> [What you should do]
Check each line of the material below for "icon". Report how many have it, with no other words.

> [Records supplied]

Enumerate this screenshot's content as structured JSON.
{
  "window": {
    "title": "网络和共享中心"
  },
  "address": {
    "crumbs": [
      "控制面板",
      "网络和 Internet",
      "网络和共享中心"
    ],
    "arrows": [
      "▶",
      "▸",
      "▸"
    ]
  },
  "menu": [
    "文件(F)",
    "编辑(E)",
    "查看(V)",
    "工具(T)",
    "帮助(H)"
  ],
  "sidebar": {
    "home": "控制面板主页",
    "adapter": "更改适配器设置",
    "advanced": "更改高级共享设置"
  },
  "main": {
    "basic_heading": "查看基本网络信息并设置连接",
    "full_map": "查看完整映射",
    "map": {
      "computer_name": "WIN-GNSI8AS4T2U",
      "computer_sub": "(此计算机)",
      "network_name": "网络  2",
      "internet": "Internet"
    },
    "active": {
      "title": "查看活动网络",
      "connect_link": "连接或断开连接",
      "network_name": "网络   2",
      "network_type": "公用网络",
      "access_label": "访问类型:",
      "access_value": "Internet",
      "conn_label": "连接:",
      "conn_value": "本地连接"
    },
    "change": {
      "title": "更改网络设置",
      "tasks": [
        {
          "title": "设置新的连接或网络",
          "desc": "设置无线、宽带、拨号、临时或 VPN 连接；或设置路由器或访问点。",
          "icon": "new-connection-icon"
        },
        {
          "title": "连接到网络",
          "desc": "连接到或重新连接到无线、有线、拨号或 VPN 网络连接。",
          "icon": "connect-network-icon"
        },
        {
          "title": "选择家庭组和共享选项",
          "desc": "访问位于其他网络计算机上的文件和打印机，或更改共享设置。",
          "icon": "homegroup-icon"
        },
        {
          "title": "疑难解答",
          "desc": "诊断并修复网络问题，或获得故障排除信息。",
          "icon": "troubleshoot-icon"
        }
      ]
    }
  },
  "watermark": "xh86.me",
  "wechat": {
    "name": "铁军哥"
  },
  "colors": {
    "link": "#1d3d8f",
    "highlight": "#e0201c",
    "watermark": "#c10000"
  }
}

> [Task output]
4